## EXERCISE AIM
Copy the following lines from the material verbatim, starting with the line that contains "346, 31, 361]" and continuing through the line that contains "602, 31, 617]".

Visual layout records
[Begin]

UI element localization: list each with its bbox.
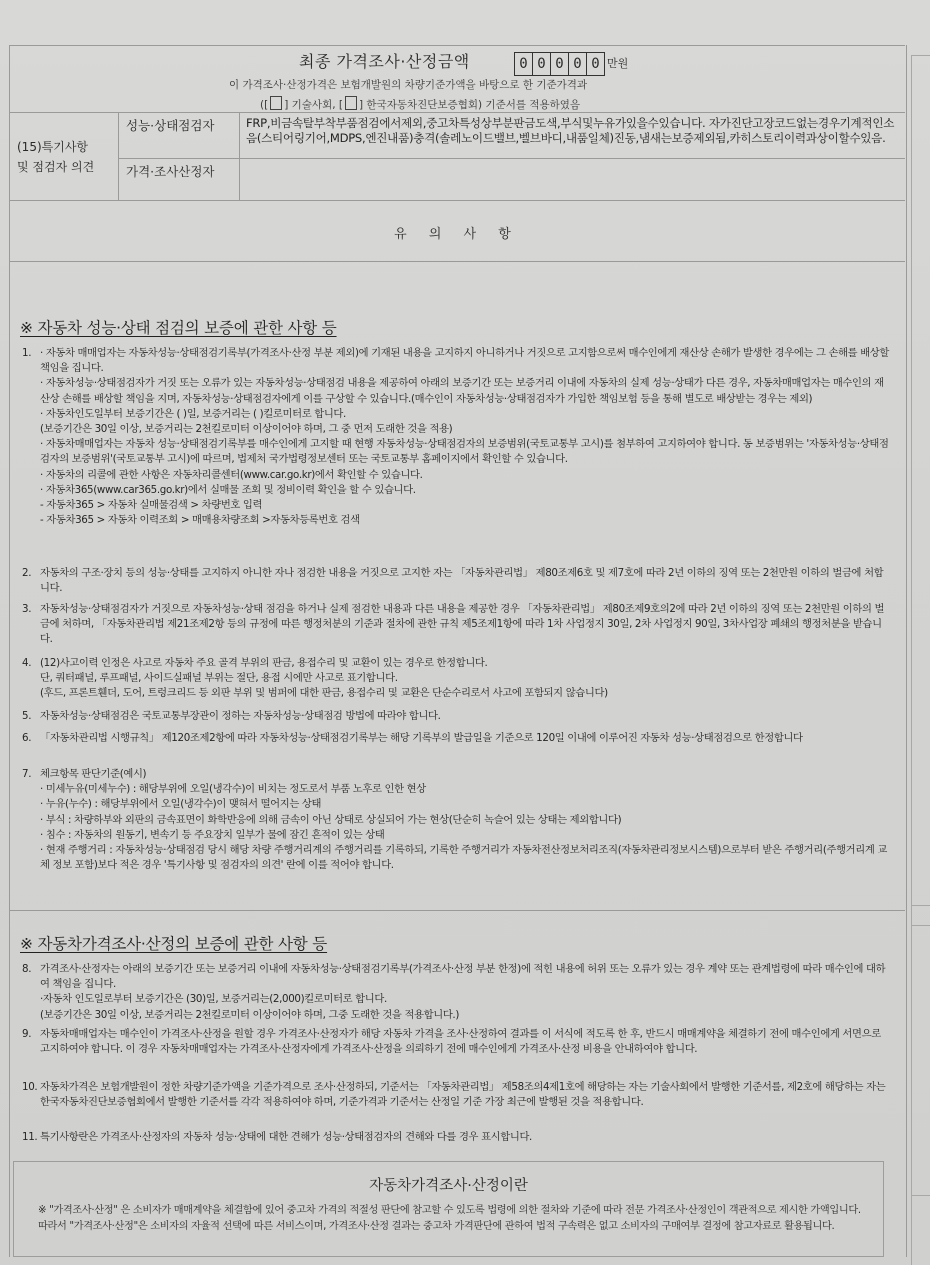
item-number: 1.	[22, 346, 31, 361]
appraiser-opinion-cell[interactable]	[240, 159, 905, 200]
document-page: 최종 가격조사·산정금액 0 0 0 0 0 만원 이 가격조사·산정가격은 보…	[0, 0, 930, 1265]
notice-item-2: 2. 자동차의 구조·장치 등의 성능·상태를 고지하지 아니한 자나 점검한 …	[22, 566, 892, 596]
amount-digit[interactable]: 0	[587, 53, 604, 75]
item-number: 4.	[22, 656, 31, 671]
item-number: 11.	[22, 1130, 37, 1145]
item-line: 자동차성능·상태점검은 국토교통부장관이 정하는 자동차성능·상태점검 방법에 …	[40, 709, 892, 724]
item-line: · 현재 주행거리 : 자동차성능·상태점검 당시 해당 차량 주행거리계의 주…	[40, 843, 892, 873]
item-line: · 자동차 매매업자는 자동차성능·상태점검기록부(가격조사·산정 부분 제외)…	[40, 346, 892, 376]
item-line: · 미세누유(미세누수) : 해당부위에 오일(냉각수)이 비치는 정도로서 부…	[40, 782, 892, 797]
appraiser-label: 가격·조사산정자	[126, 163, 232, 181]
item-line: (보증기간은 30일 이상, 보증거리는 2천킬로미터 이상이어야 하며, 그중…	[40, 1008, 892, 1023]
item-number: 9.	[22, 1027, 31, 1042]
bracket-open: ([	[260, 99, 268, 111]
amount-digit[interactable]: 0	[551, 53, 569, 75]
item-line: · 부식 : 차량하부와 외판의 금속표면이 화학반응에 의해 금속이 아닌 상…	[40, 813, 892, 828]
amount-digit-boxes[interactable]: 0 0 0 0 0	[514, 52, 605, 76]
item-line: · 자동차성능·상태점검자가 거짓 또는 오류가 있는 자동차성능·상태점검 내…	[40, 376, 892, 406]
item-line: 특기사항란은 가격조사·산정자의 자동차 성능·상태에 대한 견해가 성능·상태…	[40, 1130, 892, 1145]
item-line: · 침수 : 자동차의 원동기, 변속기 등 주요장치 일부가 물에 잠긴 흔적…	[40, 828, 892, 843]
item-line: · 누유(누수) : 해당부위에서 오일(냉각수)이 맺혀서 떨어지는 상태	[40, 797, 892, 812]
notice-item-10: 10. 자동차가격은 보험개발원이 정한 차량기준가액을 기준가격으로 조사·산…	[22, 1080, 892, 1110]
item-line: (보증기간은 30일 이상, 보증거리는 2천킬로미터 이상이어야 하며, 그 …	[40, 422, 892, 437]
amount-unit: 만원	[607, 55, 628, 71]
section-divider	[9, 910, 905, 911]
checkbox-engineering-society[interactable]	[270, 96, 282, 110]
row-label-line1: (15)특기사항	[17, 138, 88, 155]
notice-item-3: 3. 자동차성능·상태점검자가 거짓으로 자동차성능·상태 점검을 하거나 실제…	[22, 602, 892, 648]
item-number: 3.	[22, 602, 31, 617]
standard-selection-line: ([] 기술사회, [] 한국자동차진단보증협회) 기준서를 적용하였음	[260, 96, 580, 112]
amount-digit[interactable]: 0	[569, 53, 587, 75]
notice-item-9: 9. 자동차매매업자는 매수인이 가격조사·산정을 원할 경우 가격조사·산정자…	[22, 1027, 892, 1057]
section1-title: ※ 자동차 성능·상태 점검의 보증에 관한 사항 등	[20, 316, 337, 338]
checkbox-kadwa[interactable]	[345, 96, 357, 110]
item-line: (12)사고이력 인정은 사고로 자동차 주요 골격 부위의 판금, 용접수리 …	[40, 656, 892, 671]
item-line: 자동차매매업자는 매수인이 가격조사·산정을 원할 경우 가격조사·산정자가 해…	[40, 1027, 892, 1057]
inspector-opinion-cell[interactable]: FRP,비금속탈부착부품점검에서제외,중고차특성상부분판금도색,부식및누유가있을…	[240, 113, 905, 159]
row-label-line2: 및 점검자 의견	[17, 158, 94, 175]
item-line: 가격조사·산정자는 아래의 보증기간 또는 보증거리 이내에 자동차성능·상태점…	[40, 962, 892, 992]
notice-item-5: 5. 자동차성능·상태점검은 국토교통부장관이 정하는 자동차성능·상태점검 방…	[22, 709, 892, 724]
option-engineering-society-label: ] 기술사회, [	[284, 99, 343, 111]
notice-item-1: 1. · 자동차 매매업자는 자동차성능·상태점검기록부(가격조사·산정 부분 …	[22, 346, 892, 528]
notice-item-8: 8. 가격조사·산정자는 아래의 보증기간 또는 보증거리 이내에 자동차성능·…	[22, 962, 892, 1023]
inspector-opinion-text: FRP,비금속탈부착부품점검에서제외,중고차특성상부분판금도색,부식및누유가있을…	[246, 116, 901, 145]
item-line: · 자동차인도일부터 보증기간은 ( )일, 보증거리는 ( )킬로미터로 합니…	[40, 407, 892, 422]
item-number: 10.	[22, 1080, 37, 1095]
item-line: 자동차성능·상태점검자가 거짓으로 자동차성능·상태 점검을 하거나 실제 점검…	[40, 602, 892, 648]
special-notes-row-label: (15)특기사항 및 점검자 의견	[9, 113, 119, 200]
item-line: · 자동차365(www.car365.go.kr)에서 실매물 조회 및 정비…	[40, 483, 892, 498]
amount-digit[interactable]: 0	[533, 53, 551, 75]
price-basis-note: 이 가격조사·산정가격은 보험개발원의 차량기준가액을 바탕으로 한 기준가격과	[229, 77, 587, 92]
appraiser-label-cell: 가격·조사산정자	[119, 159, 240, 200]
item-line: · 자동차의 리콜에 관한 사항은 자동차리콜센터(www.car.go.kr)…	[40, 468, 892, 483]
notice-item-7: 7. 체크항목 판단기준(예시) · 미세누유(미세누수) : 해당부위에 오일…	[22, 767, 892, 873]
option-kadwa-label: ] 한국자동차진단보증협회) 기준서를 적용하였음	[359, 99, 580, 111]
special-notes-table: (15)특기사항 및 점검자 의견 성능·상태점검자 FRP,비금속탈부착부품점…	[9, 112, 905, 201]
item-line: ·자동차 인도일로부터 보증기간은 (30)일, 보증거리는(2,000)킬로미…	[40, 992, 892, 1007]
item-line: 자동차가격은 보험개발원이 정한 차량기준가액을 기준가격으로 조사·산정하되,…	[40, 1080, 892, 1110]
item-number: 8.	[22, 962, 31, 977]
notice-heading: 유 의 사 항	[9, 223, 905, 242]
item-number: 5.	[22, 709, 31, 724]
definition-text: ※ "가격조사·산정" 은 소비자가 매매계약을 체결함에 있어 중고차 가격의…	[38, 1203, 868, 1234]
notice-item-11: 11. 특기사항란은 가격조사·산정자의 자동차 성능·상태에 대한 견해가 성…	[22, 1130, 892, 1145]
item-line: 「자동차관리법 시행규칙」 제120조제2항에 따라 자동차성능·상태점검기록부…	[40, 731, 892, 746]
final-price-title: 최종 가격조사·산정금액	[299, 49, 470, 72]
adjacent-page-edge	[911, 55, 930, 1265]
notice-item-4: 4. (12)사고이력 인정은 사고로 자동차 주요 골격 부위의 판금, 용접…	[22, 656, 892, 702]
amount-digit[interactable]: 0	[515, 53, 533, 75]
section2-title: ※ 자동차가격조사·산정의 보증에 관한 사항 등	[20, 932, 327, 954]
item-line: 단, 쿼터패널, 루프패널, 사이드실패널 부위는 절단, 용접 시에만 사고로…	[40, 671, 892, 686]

[End]

## WRITTEN ANSWER
item-number: 1.	[22, 346, 31, 361]
appraiser-opinion-cell[interactable]	[240, 159, 905, 200]
document-page: 최종 가격조사·산정금액 0 0 0 0 0 만원 이 가격조사·산정가격은 보…	[0, 0, 930, 1265]
notice-item-2: 2. 자동차의 구조·장치 등의 성능·상태를 고지하지 아니한 자나 점검한 …	[22, 566, 892, 596]
amount-digit[interactable]: 0	[587, 53, 604, 75]
item-number: 4.	[22, 656, 31, 671]
item-number: 11.	[22, 1130, 37, 1145]
item-line: 자동차성능·상태점검은 국토교통부장관이 정하는 자동차성능·상태점검 방법에 …	[40, 709, 892, 724]
item-line: · 현재 주행거리 : 자동차성능·상태점검 당시 해당 차량 주행거리계의 주…	[40, 843, 892, 873]
item-line: · 자동차 매매업자는 자동차성능·상태점검기록부(가격조사·산정 부분 제외)…	[40, 346, 892, 376]
item-line: · 미세누유(미세누수) : 해당부위에 오일(냉각수)이 비치는 정도로서 부…	[40, 782, 892, 797]
appraiser-label: 가격·조사산정자	[126, 163, 232, 181]
item-line: (보증기간은 30일 이상, 보증거리는 2천킬로미터 이상이어야 하며, 그중…	[40, 1008, 892, 1023]
item-number: 9.	[22, 1027, 31, 1042]
bracket-open: ([	[260, 99, 268, 111]
amount-digit[interactable]: 0	[551, 53, 569, 75]
item-line: · 부식 : 차량하부와 외판의 금속표면이 화학반응에 의해 금속이 아닌 상…	[40, 813, 892, 828]
amount-digit-boxes[interactable]: 0 0 0 0 0	[514, 52, 605, 76]
item-line: · 자동차성능·상태점검자가 거짓 또는 오류가 있는 자동차성능·상태점검 내…	[40, 376, 892, 406]
item-line: 특기사항란은 가격조사·산정자의 자동차 성능·상태에 대한 견해가 성능·상태…	[40, 1130, 892, 1145]
item-line: · 침수 : 자동차의 원동기, 변속기 등 주요장치 일부가 물에 잠긴 흔적…	[40, 828, 892, 843]
item-line: · 누유(누수) : 해당부위에서 오일(냉각수)이 맺혀서 떨어지는 상태	[40, 797, 892, 812]
notice-item-10: 10. 자동차가격은 보험개발원이 정한 차량기준가액을 기준가격으로 조사·산…	[22, 1080, 892, 1110]
item-line: (보증기간은 30일 이상, 보증거리는 2천킬로미터 이상이어야 하며, 그 …	[40, 422, 892, 437]
amount-unit: 만원	[607, 55, 628, 71]
section-divider	[9, 910, 905, 911]
checkbox-engineering-society[interactable]	[270, 96, 282, 110]
row-label-line1: (15)특기사항	[17, 138, 88, 155]
notice-item-3: 3. 자동차성능·상태점검자가 거짓으로 자동차성능·상태 점검을 하거나 실제…	[22, 602, 892, 648]
item-number: 3.	[22, 602, 31, 617]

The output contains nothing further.